▶ _Job_
Exactly reproduce each line of the listing that follows.
-- START OF Dataset extract --
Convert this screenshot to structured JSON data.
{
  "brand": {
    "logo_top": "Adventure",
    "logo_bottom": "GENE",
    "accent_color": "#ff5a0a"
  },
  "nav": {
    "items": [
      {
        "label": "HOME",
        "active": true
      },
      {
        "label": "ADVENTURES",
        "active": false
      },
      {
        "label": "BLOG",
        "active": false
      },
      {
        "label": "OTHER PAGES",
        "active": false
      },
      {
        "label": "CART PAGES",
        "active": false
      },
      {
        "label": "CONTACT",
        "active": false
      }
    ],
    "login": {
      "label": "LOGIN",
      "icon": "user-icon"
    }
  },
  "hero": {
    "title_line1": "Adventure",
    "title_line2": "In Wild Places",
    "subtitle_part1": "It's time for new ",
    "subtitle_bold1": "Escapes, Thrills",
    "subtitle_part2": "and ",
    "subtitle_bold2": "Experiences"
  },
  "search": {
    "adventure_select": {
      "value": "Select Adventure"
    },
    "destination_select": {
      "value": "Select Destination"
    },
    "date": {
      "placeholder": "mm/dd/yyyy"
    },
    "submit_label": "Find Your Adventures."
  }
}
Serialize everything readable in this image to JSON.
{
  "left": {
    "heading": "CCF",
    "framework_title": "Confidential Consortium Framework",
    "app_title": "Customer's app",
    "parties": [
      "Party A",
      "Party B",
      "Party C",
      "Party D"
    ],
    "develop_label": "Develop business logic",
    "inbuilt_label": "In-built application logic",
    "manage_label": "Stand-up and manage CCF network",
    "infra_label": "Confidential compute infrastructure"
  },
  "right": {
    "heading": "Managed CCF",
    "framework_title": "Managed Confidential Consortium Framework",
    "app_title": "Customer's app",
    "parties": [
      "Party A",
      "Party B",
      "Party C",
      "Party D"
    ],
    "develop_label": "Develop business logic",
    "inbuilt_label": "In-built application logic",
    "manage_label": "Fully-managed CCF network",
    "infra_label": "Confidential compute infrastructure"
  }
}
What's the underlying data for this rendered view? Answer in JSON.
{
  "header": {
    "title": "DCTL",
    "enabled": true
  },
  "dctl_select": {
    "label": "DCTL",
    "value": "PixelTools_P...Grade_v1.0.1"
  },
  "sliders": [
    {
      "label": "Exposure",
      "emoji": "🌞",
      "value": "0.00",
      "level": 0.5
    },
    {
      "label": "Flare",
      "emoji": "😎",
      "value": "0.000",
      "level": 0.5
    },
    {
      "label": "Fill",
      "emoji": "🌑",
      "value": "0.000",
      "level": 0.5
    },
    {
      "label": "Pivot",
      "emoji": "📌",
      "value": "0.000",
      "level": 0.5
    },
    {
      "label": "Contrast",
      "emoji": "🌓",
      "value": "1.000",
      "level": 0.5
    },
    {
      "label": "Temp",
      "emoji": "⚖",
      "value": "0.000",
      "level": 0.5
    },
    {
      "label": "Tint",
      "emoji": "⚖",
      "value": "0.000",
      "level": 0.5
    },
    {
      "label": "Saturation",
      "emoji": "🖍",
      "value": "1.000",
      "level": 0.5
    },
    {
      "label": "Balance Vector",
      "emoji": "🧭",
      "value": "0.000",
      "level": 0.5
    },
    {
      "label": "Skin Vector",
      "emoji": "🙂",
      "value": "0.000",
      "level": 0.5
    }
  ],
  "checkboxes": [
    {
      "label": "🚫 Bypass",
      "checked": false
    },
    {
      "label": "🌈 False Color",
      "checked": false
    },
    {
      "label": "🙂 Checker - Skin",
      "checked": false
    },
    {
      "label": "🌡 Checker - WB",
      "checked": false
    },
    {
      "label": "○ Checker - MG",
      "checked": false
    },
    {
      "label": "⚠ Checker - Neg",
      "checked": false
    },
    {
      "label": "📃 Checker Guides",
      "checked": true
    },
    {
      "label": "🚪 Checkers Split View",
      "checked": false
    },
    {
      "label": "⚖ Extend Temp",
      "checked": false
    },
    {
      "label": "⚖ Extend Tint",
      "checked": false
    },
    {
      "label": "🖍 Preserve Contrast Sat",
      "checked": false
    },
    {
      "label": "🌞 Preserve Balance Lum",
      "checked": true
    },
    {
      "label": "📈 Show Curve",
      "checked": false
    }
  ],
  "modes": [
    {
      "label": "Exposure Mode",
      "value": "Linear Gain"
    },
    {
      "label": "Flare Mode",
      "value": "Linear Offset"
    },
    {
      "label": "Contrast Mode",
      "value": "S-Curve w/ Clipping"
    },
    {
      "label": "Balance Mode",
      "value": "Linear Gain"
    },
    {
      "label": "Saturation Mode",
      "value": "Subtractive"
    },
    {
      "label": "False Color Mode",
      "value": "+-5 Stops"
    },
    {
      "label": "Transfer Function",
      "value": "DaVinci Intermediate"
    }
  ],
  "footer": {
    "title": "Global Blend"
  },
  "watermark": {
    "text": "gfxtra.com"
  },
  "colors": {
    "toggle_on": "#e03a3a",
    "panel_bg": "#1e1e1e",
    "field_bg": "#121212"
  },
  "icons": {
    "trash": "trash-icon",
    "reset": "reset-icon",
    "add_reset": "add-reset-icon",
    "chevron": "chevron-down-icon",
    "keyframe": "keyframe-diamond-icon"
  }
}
-- END OF Dataset extract --
▶ _Final result_
Convert this screenshot to structured JSON data.
{
  "brand": {
    "logo_top": "Adventure",
    "logo_bottom": "GENE",
    "accent_color": "#ff5a0a"
  },
  "nav": {
    "items": [
      {
        "label": "HOME",
        "active": true
      },
      {
        "label": "ADVENTURES",
        "active": false
      },
      {
        "label": "BLOG",
        "active": false
      },
      {
        "label": "OTHER PAGES",
        "active": false
      },
      {
        "label": "CART PAGES",
        "active": false
      },
      {
        "label": "CONTACT",
        "active": false
      }
    ],
    "login": {
      "label": "LOGIN",
      "icon": "user-icon"
    }
  },
  "hero": {
    "title_line1": "Adventure",
    "title_line2": "In Wild Places",
    "subtitle_part1": "It's time for new ",
    "subtitle_bold1": "Escapes, Thrills",
    "subtitle_part2": "and ",
    "subtitle_bold2": "Experiences"
  },
  "search": {
    "adventure_select": {
      "value": "Select Adventure"
    },
    "destination_select": {
      "value": "Select Destination"
    },
    "date": {
      "placeholder": "mm/dd/yyyy"
    },
    "submit_label": "Find Your Adventures."
  }
}
Serialize everything readable in this image to JSON.
{
  "left": {
    "heading": "CCF",
    "framework_title": "Confidential Consortium Framework",
    "app_title": "Customer's app",
    "parties": [
      "Party A",
      "Party B",
      "Party C",
      "Party D"
    ],
    "develop_label": "Develop business logic",
    "inbuilt_label": "In-built application logic",
    "manage_label": "Stand-up and manage CCF network",
    "infra_label": "Confidential compute infrastructure"
  },
  "right": {
    "heading": "Managed CCF",
    "framework_title": "Managed Confidential Consortium Framework",
    "app_title": "Customer's app",
    "parties": [
      "Party A",
      "Party B",
      "Party C",
      "Party D"
    ],
    "develop_label": "Develop business logic",
    "inbuilt_label": "In-built application logic",
    "manage_label": "Fully-managed CCF network",
    "infra_label": "Confidential compute infrastructure"
  }
}
What's the underlying data for this rendered view? Answer in JSON.
{
  "header": {
    "title": "DCTL",
    "enabled": true
  },
  "dctl_select": {
    "label": "DCTL",
    "value": "PixelTools_P...Grade_v1.0.1"
  },
  "sliders": [
    {
      "label": "Exposure",
      "emoji": "🌞",
      "value": "0.00",
      "level": 0.5
    },
    {
      "label": "Flare",
      "emoji": "😎",
      "value": "0.000",
      "level": 0.5
    },
    {
      "label": "Fill",
      "emoji": "🌑",
      "value": "0.000",
      "level": 0.5
    },
    {
      "label": "Pivot",
      "emoji": "📌",
      "value": "0.000",
      "level": 0.5
    },
    {
      "label": "Contrast",
      "emoji": "🌓",
      "value": "1.000",
      "level": 0.5
    },
    {
      "label": "Temp",
      "emoji": "⚖",
      "value": "0.000",
      "level": 0.5
    },
    {
      "label": "Tint",
      "emoji": "⚖",
      "value": "0.000",
      "level": 0.5
    },
    {
      "label": "Saturation",
      "emoji": "🖍",
      "value": "1.000",
      "level": 0.5
    },
    {
      "label": "Balance Vector",
      "emoji": "🧭",
      "value": "0.000",
      "level": 0.5
    },
    {
      "label": "Skin Vector",
      "emoji": "🙂",
      "value": "0.000",
      "level": 0.5
    }
  ],
  "checkboxes": [
    {
      "label": "🚫 Bypass",
      "checked": false
    },
    {
      "label": "🌈 False Color",
      "checked": false
    },
    {
      "label": "🙂 Checker - Skin",
      "checked": false
    },
    {
      "label": "🌡 Checker - WB",
      "checked": false
    },
    {
      "label": "○ Checker - MG",
      "checked": false
    },
    {
      "label": "⚠ Checker - Neg",
      "checked": false
    },
    {
      "label": "📃 Checker Guides",
      "checked": true
    },
    {
      "label": "🚪 Checkers Split View",
      "checked": false
    },
    {
      "label": "⚖ Extend Temp",
      "checked": false
    },
    {
      "label": "⚖ Extend Tint",
      "checked": false
    },
    {
      "label": "🖍 Preserve Contrast Sat",
      "checked": false
    },
    {
      "label": "🌞 Preserve Balance Lum",
      "checked": true
    },
    {
      "label": "📈 Show Curve",
      "checked": false
    }
  ],
  "modes": [
    {
      "label": "Exposure Mode",
      "value": "Linear Gain"
    },
    {
      "label": "Flare Mode",
      "value": "Linear Offset"
    },
    {
      "label": "Contrast Mode",
      "value": "S-Curve w/ Clipping"
    },
    {
      "label": "Balance Mode",
      "value": "Linear Gain"
    },
    {
      "label": "Saturation Mode",
      "value": "Subtractive"
    },
    {
      "label": "False Color Mode",
      "value": "+-5 Stops"
    },
    {
      "label": "Transfer Function",
      "value": "DaVinci Intermediate"
    }
  ],
  "footer": {
    "title": "Global Blend"
  },
  "watermark": {
    "text": "gfxtra.com"
  },
  "colors": {
    "toggle_on": "#e03a3a",
    "panel_bg": "#1e1e1e",
    "field_bg": "#121212"
  },
  "icons": {
    "trash": "trash-icon",
    "reset": "reset-icon",
    "add_reset": "add-reset-icon",
    "chevron": "chevron-down-icon",
    "keyframe": "keyframe-diamond-icon"
  }
}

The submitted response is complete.